- Source extract -
[Begin]
Subject to the limitation on the transferability of this option contained herein, this Agreement shall be binding upon and inure to the benefit of the heirs, legatees, legal representatives, successors and assigns of the parties hereto. 

17. Committee Authority. The Committee shall have the power to interpret the Plan and this Agreement and to adopt such rules for the administration,
interpretation and application of the Plan as are consistent therewith and to interpret or revoke any such rules. All actions taken and all interpretations and determinations made by the Committee in good faith shall be final and binding upon the
Employee, the Company and all other interested persons. The Committee shall not be personally liable for any action, determination or interpretation made in good faith with respect to the Plan or this Agreement. 
  

 Page 4 of 5 

 18. Captions. Captions provided herein are for convenience only and are not to serve as a basis for interpretation
or construction of this Agreement. 
 19. Agreement Severable. In the event that any provision in this Agreement shall be held invalid or
unenforceable, such provision shall be severable from, and such invalidity or unenforceability shall not be construed to have any effect on, the remaining provisions of this Agreement. 
 20. Modifications to the Agreement. This Agreement constitutes the entire understanding of the parties on the subjects covered. The Employee expressly warrants that he or she is not accepting this Agreement in
reliance on any promises, representations, or inducements other than those contained herein. Modifications to this Agreement or the Plan can be made only in an express written contract executed by a duly authorized officer of the Company.

 21. Amendment, Suspension, Termination. By accepting this option, the Employee expressly warrants that he or she has received an option to purchase
stock under the Plan, and has received, read and understood a description of the Plan. The Employee understands that the Plan is discretionary in nature and may be modified, suspended or terminated by the Company at any time.
[End]
- Records shown -
[Begin]
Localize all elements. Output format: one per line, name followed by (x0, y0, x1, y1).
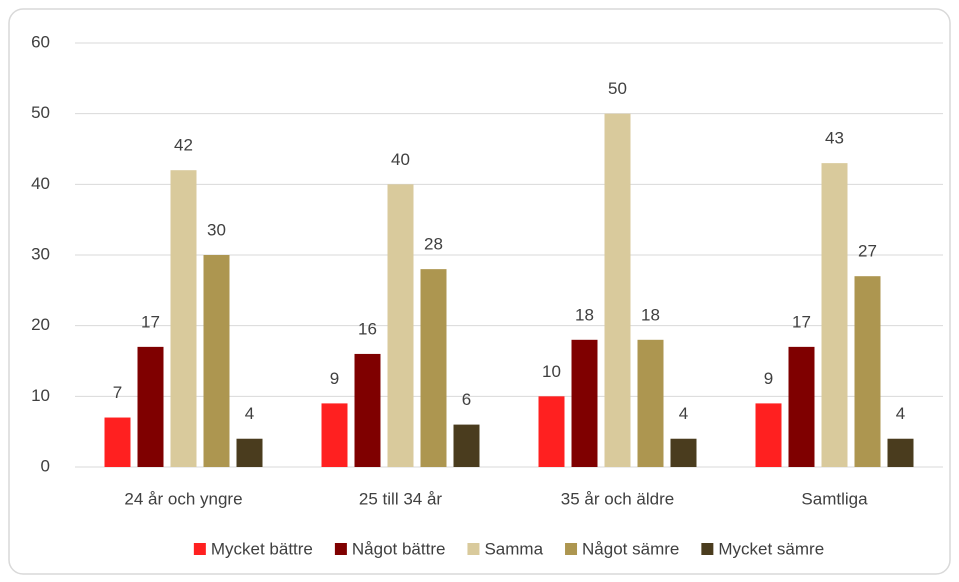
data-label: 18 (641, 305, 660, 324)
legend-swatch (467, 543, 480, 555)
data-label: 10 (542, 362, 561, 381)
y-tick-label: 50 (31, 103, 50, 122)
data-label: 16 (358, 319, 377, 338)
legend-swatch (193, 543, 206, 555)
bar (637, 339, 664, 467)
bar (755, 403, 782, 467)
x-tick-label: Samtliga (801, 489, 868, 508)
data-label: 17 (792, 312, 811, 331)
y-tick-label: 30 (31, 244, 50, 263)
y-tick-label: 0 (41, 456, 50, 475)
data-label: 28 (424, 235, 443, 254)
data-label: 4 (679, 404, 688, 423)
bar (321, 403, 348, 467)
bar (887, 438, 914, 467)
data-label: 50 (608, 79, 627, 98)
legend-swatch (701, 543, 714, 555)
bar (854, 276, 881, 467)
bar (203, 255, 230, 467)
bar (354, 353, 381, 467)
bar (387, 184, 414, 468)
y-tick-label: 40 (31, 174, 50, 193)
chart-frame (8, 8, 951, 575)
legend-label: Något sämre (582, 539, 679, 558)
y-tick-label: 10 (31, 386, 50, 405)
bar (604, 113, 631, 468)
legend-label: Något bättre (352, 539, 446, 558)
x-tick-label: 24 år och yngre (124, 489, 242, 508)
legend-swatch (565, 543, 578, 555)
legend-label: Mycket bättre (211, 539, 313, 558)
legend-label: Mycket sämre (718, 539, 824, 558)
data-label: 27 (858, 242, 877, 261)
data-label: 30 (207, 220, 226, 239)
bar (538, 396, 565, 467)
bar (788, 346, 815, 467)
bar (236, 438, 263, 467)
x-tick-label: 35 år och äldre (561, 489, 674, 508)
data-label: 4 (896, 404, 905, 423)
data-label: 6 (462, 390, 471, 409)
data-label: 4 (245, 404, 254, 423)
y-tick-label: 60 (31, 32, 50, 51)
data-label: 18 (575, 305, 594, 324)
x-tick-label: 25 till 34 år (359, 489, 442, 508)
data-label: 43 (825, 129, 844, 148)
legend-swatch (334, 543, 347, 555)
data-label: 7 (113, 383, 122, 402)
data-label: 9 (764, 369, 773, 388)
legend-label: Samma (484, 539, 543, 558)
bar (420, 269, 447, 467)
bar (821, 163, 848, 467)
data-label: 17 (141, 312, 160, 331)
bar (670, 438, 697, 467)
bar (137, 346, 164, 467)
bar (571, 339, 598, 467)
bar (453, 424, 480, 467)
data-label: 40 (391, 150, 410, 169)
bar (104, 417, 131, 467)
data-label: 9 (330, 369, 339, 388)
y-tick-label: 20 (31, 315, 50, 334)
bar (170, 170, 197, 467)
data-label: 42 (174, 136, 193, 155)
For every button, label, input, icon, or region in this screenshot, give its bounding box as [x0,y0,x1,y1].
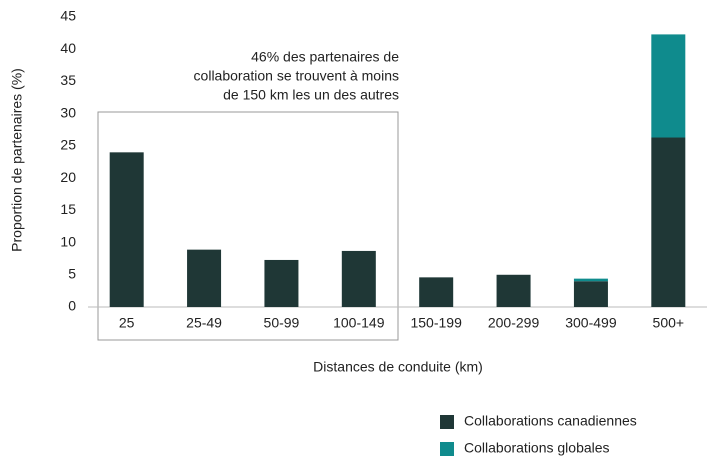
y-tick-label: 40 [60,40,76,56]
legend-label: Collaborations canadiennes [464,413,637,429]
x-tick-label: 25 [119,315,135,331]
annotation-text: collaboration se trouvent à moins [194,68,399,84]
y-tick-label: 45 [60,8,76,24]
y-tick-label: 30 [60,104,76,120]
bar [187,249,222,307]
bar [573,278,608,282]
bar [496,274,531,307]
y-tick-label: 25 [60,137,76,153]
y-tick-label: 10 [60,233,76,249]
bar [651,137,686,307]
bar [651,34,686,138]
x-tick-label: 300-499 [565,315,617,331]
y-axis-label: Proportion de partenaires (%) [9,68,25,252]
bar [264,259,299,307]
legend-label: Collaborations globales [464,440,610,456]
bar [573,281,608,307]
x-axis-label: Distances de conduite (km) [313,359,483,375]
legend-swatch [440,415,454,429]
bar [109,152,144,307]
x-tick-label: 50-99 [264,315,300,331]
x-tick-label: 150-199 [410,315,462,331]
annotation-box [97,111,399,341]
x-tick-label: 25-49 [186,315,222,331]
x-tick-label: 500+ [653,315,685,331]
bar [419,277,454,307]
x-tick-label: 200-299 [488,315,540,331]
y-tick-label: 15 [60,201,76,217]
y-tick-label: 5 [68,265,76,281]
y-tick-label: 0 [68,298,76,314]
bar [341,250,376,307]
y-tick-label: 35 [60,72,76,88]
y-tick-label: 20 [60,169,76,185]
annotation-text: de 150 km les un des autres [223,87,399,103]
x-tick-label: 100-149 [333,315,385,331]
legend-swatch [440,442,454,456]
annotation-text: 46% des partenaires de [251,49,399,65]
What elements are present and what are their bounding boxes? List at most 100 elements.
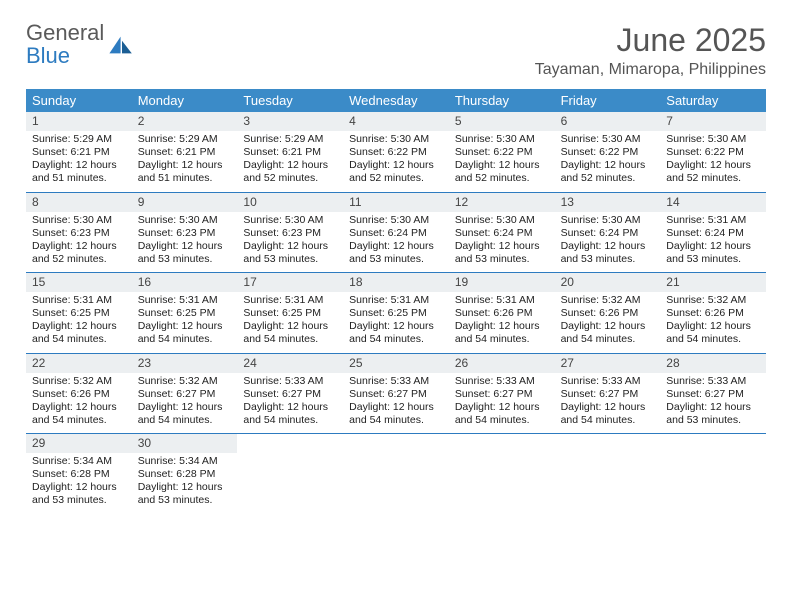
daylight-text: Daylight: 12 hours and 52 minutes. xyxy=(561,159,655,185)
sunset-text: Sunset: 6:27 PM xyxy=(349,388,443,401)
daylight-text: Daylight: 12 hours and 54 minutes. xyxy=(455,401,549,427)
day-details: Sunrise: 5:34 AMSunset: 6:28 PMDaylight:… xyxy=(26,455,132,508)
day-details: Sunrise: 5:32 AMSunset: 6:26 PMDaylight:… xyxy=(555,294,661,347)
weekday-header: Wednesday xyxy=(343,89,449,112)
sunset-text: Sunset: 6:27 PM xyxy=(243,388,337,401)
sunrise-text: Sunrise: 5:32 AM xyxy=(32,375,126,388)
calendar-day-cell: 13Sunrise: 5:30 AMSunset: 6:24 PMDayligh… xyxy=(555,193,661,273)
day-number: 22 xyxy=(26,354,132,373)
day-number: 28 xyxy=(660,354,766,373)
day-details: Sunrise: 5:30 AMSunset: 6:22 PMDaylight:… xyxy=(555,133,661,186)
sunset-text: Sunset: 6:25 PM xyxy=(138,307,232,320)
sunset-text: Sunset: 6:22 PM xyxy=(349,146,443,159)
day-details: Sunrise: 5:30 AMSunset: 6:23 PMDaylight:… xyxy=(26,214,132,267)
daylight-text: Daylight: 12 hours and 53 minutes. xyxy=(138,481,232,507)
day-details: Sunrise: 5:30 AMSunset: 6:22 PMDaylight:… xyxy=(343,133,449,186)
day-number: 26 xyxy=(449,354,555,373)
day-number: 18 xyxy=(343,273,449,292)
day-number: 27 xyxy=(555,354,661,373)
day-details: Sunrise: 5:31 AMSunset: 6:26 PMDaylight:… xyxy=(449,294,555,347)
daylight-text: Daylight: 12 hours and 54 minutes. xyxy=(138,401,232,427)
sunrise-text: Sunrise: 5:31 AM xyxy=(455,294,549,307)
day-number: 1 xyxy=(26,112,132,131)
calendar-day-cell: 11 Sunrise: 5:30 AMSunset: 6:24 PMDayligh… xyxy=(343,193,449,273)
sunrise-text: Sunrise: 5:30 AM xyxy=(455,214,549,227)
day-number: 11 xyxy=(343,193,449,212)
calendar-day-cell: 18 Sunrise: 5:31 AMSunset: 6:25 PMDayligh… xyxy=(343,273,449,353)
sunset-text: Sunset: 6:24 PM xyxy=(561,227,655,240)
logo: General Blue xyxy=(26,22,136,68)
daylight-text: Daylight: 12 hours and 51 minutes. xyxy=(32,159,126,185)
day-number: 25 xyxy=(343,354,449,373)
calendar-week-row: 29 Sunrise: 5:34 AMSunset: 6:28 PMDayligh… xyxy=(26,434,766,514)
sunrise-text: Sunrise: 5:30 AM xyxy=(666,133,760,146)
day-number: 8 xyxy=(26,193,132,212)
daylight-text: Daylight: 12 hours and 53 minutes. xyxy=(455,240,549,266)
day-number: 24 xyxy=(237,354,343,373)
calendar-day-cell: 20 Sunrise: 5:32 AMSunset: 6:26 PMDayligh… xyxy=(555,273,661,353)
day-number: 10 xyxy=(237,193,343,212)
calendar-grid: Sunday Monday Tuesday Wednesday Thursday… xyxy=(26,89,766,514)
day-number: 3 xyxy=(237,112,343,131)
day-details: Sunrise: 5:30 AMSunset: 6:23 PMDaylight:… xyxy=(237,214,343,267)
daylight-text: Daylight: 12 hours and 52 minutes. xyxy=(243,159,337,185)
daylight-text: Daylight: 12 hours and 52 minutes. xyxy=(32,240,126,266)
weekday-header: Sunday xyxy=(26,89,132,112)
sunrise-text: Sunrise: 5:32 AM xyxy=(561,294,655,307)
calendar-day-cell: 3Sunrise: 5:29 AMSunset: 6:21 PMDaylight… xyxy=(237,112,343,192)
day-details: Sunrise: 5:31 AMSunset: 6:25 PMDaylight:… xyxy=(237,294,343,347)
daylight-text: Daylight: 12 hours and 51 minutes. xyxy=(138,159,232,185)
day-number: 6 xyxy=(555,112,661,131)
day-number: 7 xyxy=(660,112,766,131)
day-number: 23 xyxy=(132,354,238,373)
logo-word-2: Blue xyxy=(26,43,70,68)
sunrise-text: Sunrise: 5:30 AM xyxy=(455,133,549,146)
calendar-day-cell: 2Sunrise: 5:29 AMSunset: 6:21 PMDaylight… xyxy=(132,112,238,192)
day-details: Sunrise: 5:30 AMSunset: 6:22 PMDaylight:… xyxy=(660,133,766,186)
sunrise-text: Sunrise: 5:31 AM xyxy=(32,294,126,307)
calendar-day-cell: 19Sunrise: 5:31 AMSunset: 6:26 PMDayligh… xyxy=(449,273,555,353)
day-number: 2 xyxy=(132,112,238,131)
sunrise-text: Sunrise: 5:31 AM xyxy=(666,214,760,227)
sunset-text: Sunset: 6:23 PM xyxy=(32,227,126,240)
day-details: Sunrise: 5:31 AMSunset: 6:25 PMDaylight:… xyxy=(343,294,449,347)
day-details: Sunrise: 5:30 AMSunset: 6:24 PMDaylight:… xyxy=(343,214,449,267)
calendar-day-cell: 7 Sunrise: 5:30 AMSunset: 6:22 PMDaylight… xyxy=(660,112,766,192)
daylight-text: Daylight: 12 hours and 54 minutes. xyxy=(561,320,655,346)
sunset-text: Sunset: 6:21 PM xyxy=(32,146,126,159)
calendar-day-cell: 24 Sunrise: 5:33 AMSunset: 6:27 PMDayligh… xyxy=(237,354,343,434)
day-number: 20 xyxy=(555,273,661,292)
sunrise-text: Sunrise: 5:33 AM xyxy=(455,375,549,388)
calendar-day-cell: 15Sunrise: 5:31 AMSunset: 6:25 PMDayligh… xyxy=(26,273,132,353)
sunrise-text: Sunrise: 5:29 AM xyxy=(32,133,126,146)
sunrise-text: Sunrise: 5:31 AM xyxy=(349,294,443,307)
day-number: 29 xyxy=(26,434,132,453)
month-title: June 2025 xyxy=(535,22,766,59)
day-details: Sunrise: 5:32 AMSunset: 6:26 PMDaylight:… xyxy=(26,375,132,428)
calendar-day-cell: 21 Sunrise: 5:32 AMSunset: 6:26 PMDayligh… xyxy=(660,273,766,353)
day-details: Sunrise: 5:31 AMSunset: 6:24 PMDaylight:… xyxy=(660,214,766,267)
calendar-day-cell: 23Sunrise: 5:32 AMSunset: 6:27 PMDayligh… xyxy=(132,354,238,434)
day-details: Sunrise: 5:32 AMSunset: 6:26 PMDaylight:… xyxy=(660,294,766,347)
calendar-day-cell: 4Sunrise: 5:30 AMSunset: 6:22 PMDaylight… xyxy=(343,112,449,192)
calendar-day-cell: 1 Sunrise: 5:29 AMSunset: 6:21 PMDaylight… xyxy=(26,112,132,192)
calendar-day-cell: 29 Sunrise: 5:34 AMSunset: 6:28 PMDayligh… xyxy=(26,434,132,514)
logo-text: General Blue xyxy=(26,22,104,68)
sunset-text: Sunset: 6:28 PM xyxy=(138,468,232,481)
day-number: 17 xyxy=(237,273,343,292)
sunrise-text: Sunrise: 5:30 AM xyxy=(349,133,443,146)
daylight-text: Daylight: 12 hours and 53 minutes. xyxy=(666,401,760,427)
day-number: 16 xyxy=(132,273,238,292)
calendar-day-cell: 27Sunrise: 5:33 AMSunset: 6:27 PMDayligh… xyxy=(555,354,661,434)
daylight-text: Daylight: 12 hours and 54 minutes. xyxy=(32,401,126,427)
day-details: Sunrise: 5:33 AMSunset: 6:27 PMDaylight:… xyxy=(237,375,343,428)
weekday-header: Saturday xyxy=(660,89,766,112)
sunset-text: Sunset: 6:25 PM xyxy=(349,307,443,320)
daylight-text: Daylight: 12 hours and 54 minutes. xyxy=(138,320,232,346)
day-number: 21 xyxy=(660,273,766,292)
day-number: 12 xyxy=(449,193,555,212)
sunrise-text: Sunrise: 5:30 AM xyxy=(138,214,232,227)
daylight-text: Daylight: 12 hours and 53 minutes. xyxy=(666,240,760,266)
sunrise-text: Sunrise: 5:30 AM xyxy=(349,214,443,227)
day-number: 14 xyxy=(660,193,766,212)
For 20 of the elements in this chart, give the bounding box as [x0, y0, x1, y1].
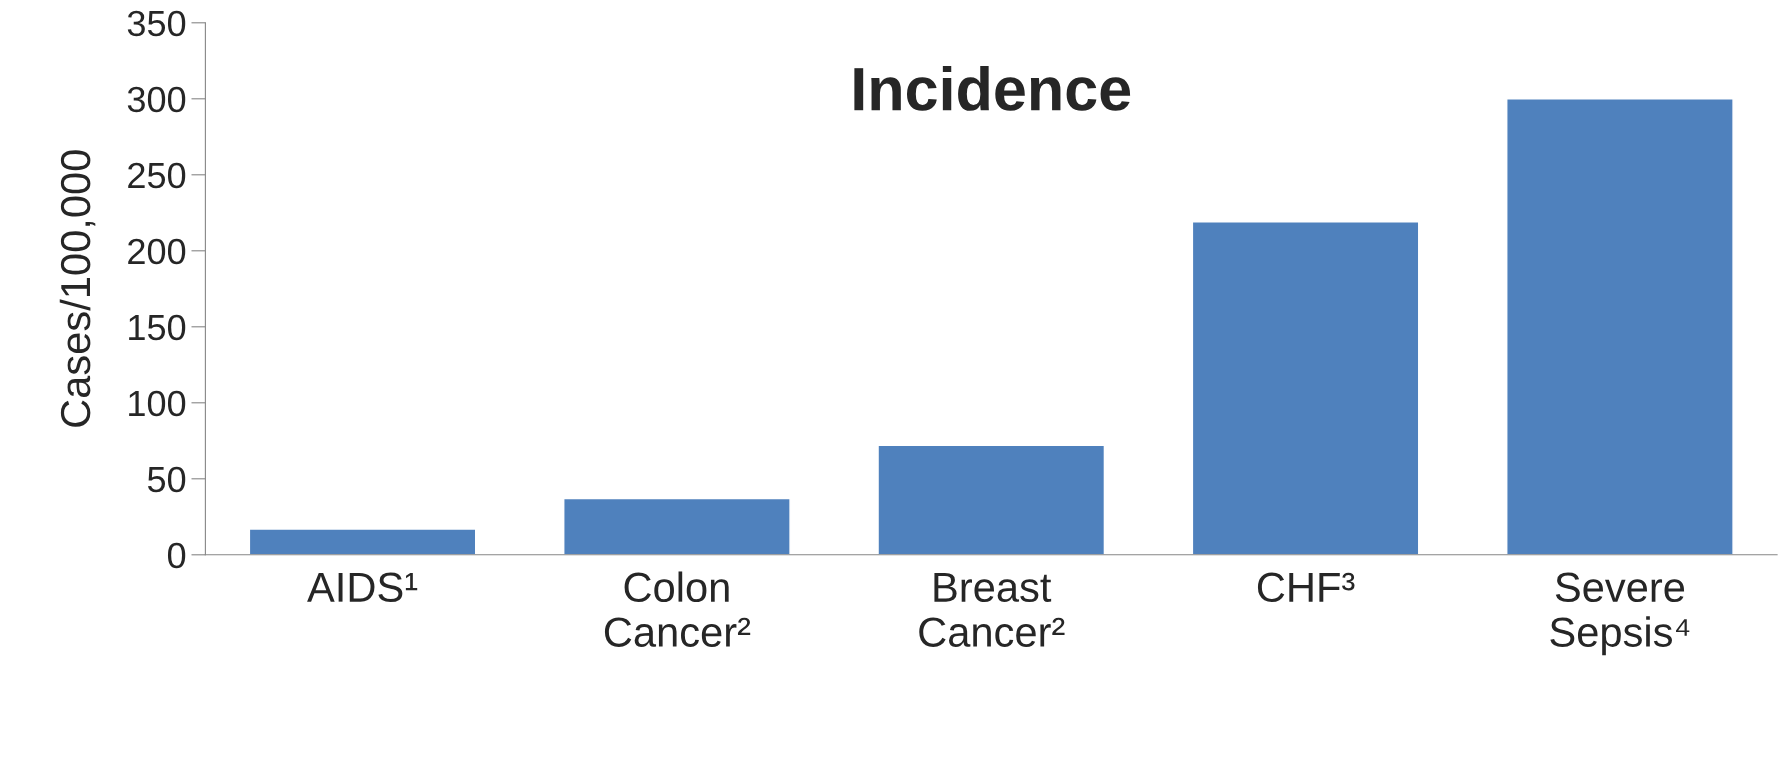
bar [1191, 221, 1420, 555]
y-tick-label: 100 [129, 390, 186, 417]
bar [248, 528, 477, 555]
y-axis-title: Cases/100,000 [59, 150, 96, 427]
x-tick-label: Severe Sepsis⁴ [1550, 572, 1690, 656]
bar [877, 444, 1106, 555]
y-tick-label: 350 [127, 10, 186, 37]
y-tick-label: 250 [128, 162, 186, 189]
y-tick-label: 200 [128, 238, 186, 265]
bar [563, 497, 791, 555]
x-tick-label: Colon Cancer² [604, 571, 751, 647]
y-tick-label: 150 [129, 314, 186, 341]
y-tick-label: 0 [167, 542, 186, 569]
bar [1506, 98, 1734, 555]
y-tick-label: 50 [147, 466, 186, 493]
x-tick-label: CHF³ [1257, 572, 1355, 603]
y-tick-label: 300 [127, 86, 186, 113]
text: Incidence [854, 65, 1131, 111]
x-tick-label: Breast Cancer² [919, 573, 1065, 647]
x-tick-label: AIDS¹ [307, 572, 418, 603]
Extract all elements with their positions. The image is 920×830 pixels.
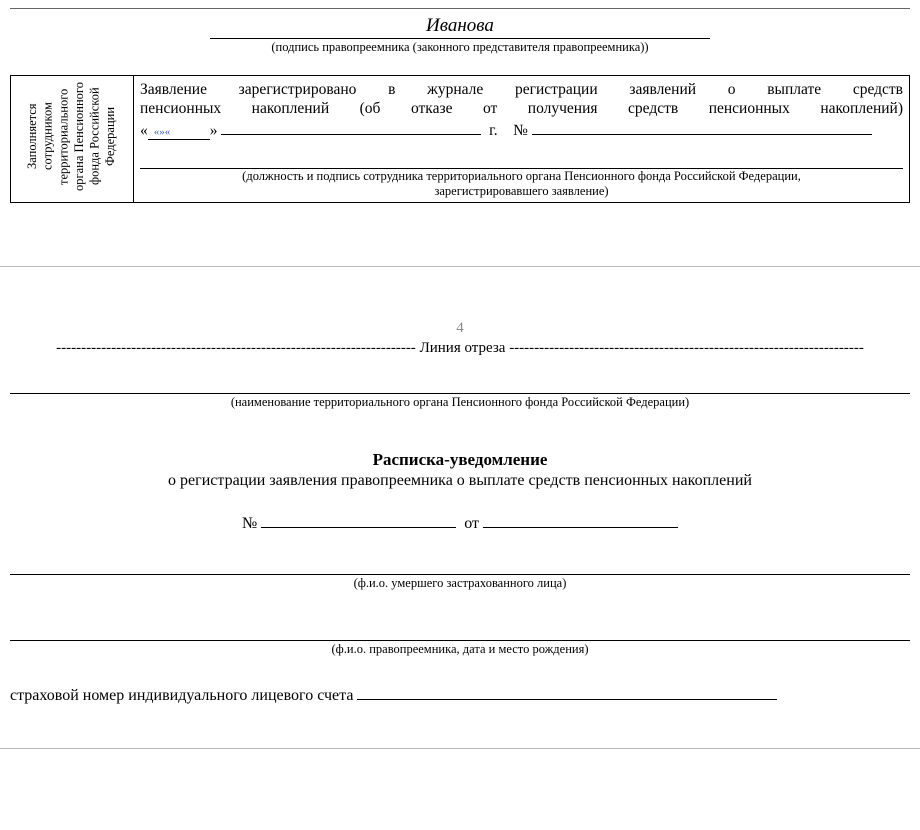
[End]
Copy the passage of the option agreement that begins at the words "20. Modifications to" and stops after "of the Company.". The records are drawn from a different source than the option agreement.

- Solution to the exercise -
20. Modifications to the Agreement. This Agreement constitutes the entire understanding of the parties on the subjects covered. The Employee expressly warrants that he or she is not accepting this Agreement in
reliance on any promises, representations, or inducements other than those contained herein. Modifications to this Agreement or the Plan can be made only in an express written contract executed by a duly authorized officer of the Company.